What you need to do
Look through the records that follow. Copy every line containing the word "both".
-=-=-
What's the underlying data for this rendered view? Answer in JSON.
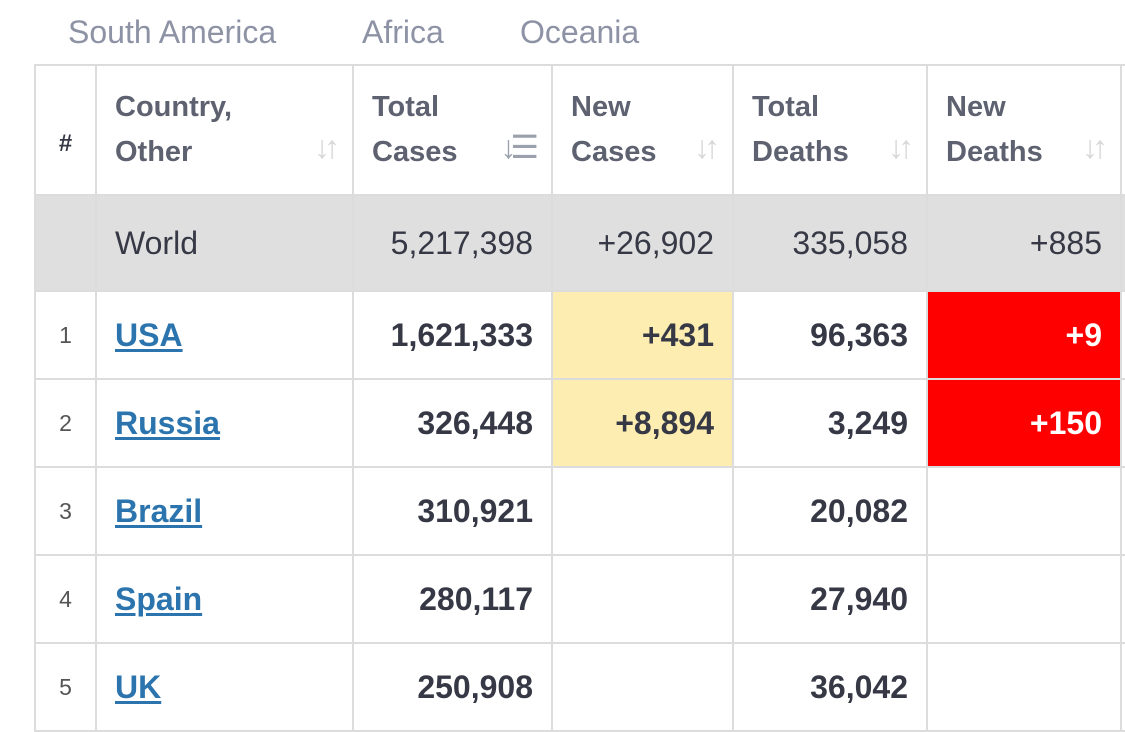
{
  "region_tabs": [
    "South America",
    "Africa",
    "Oceania"
  ],
  "table": {
    "headers": {
      "rank": "#",
      "country": [
        "Country,",
        "Other"
      ],
      "total_cases": [
        "Total",
        "Cases"
      ],
      "new_cases": [
        "New",
        "Cases"
      ],
      "total_deaths": [
        "Total",
        "Deaths"
      ],
      "new_deaths": [
        "New",
        "Deaths"
      ]
    },
    "sort_icons": {
      "country": "sort-both-icon",
      "total_cases": "sort-descending-icon",
      "new_cases": "sort-both-icon",
      "total_deaths": "sort-both-icon",
      "new_deaths": "sort-both-icon"
    },
    "world": {
      "country": "World",
      "total_cases": "5,217,398",
      "new_cases": "+26,902",
      "total_deaths": "335,058",
      "new_deaths": "+885"
    },
    "rows": [
      {
        "rank": "1",
        "country": "USA",
        "total_cases": "1,621,333",
        "new_cases": "+431",
        "total_deaths": "96,363",
        "new_deaths": "+9"
      },
      {
        "rank": "2",
        "country": "Russia",
        "total_cases": "326,448",
        "new_cases": "+8,894",
        "total_deaths": "3,249",
        "new_deaths": "+150"
      },
      {
        "rank": "3",
        "country": "Brazil",
        "total_cases": "310,921",
        "new_cases": "",
        "total_deaths": "20,082",
        "new_deaths": ""
      },
      {
        "rank": "4",
        "country": "Spain",
        "total_cases": "280,117",
        "new_cases": "",
        "total_deaths": "27,940",
        "new_deaths": ""
      },
      {
        "rank": "5",
        "country": "UK",
        "total_cases": "250,908",
        "new_cases": "",
        "total_deaths": "36,042",
        "new_deaths": ""
      }
    ],
    "colors": {
      "new_cases_highlight": "#fdedb1",
      "new_deaths_highlight": "#ff0000",
      "link": "#2b74ad",
      "world_row": "#dfdfdf"
    }
  }
}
-=-=-
Response to this exercise
      "country": "sort-both-icon",
      "new_cases": "sort-both-icon",
      "total_deaths": "sort-both-icon",
      "new_deaths": "sort-both-icon"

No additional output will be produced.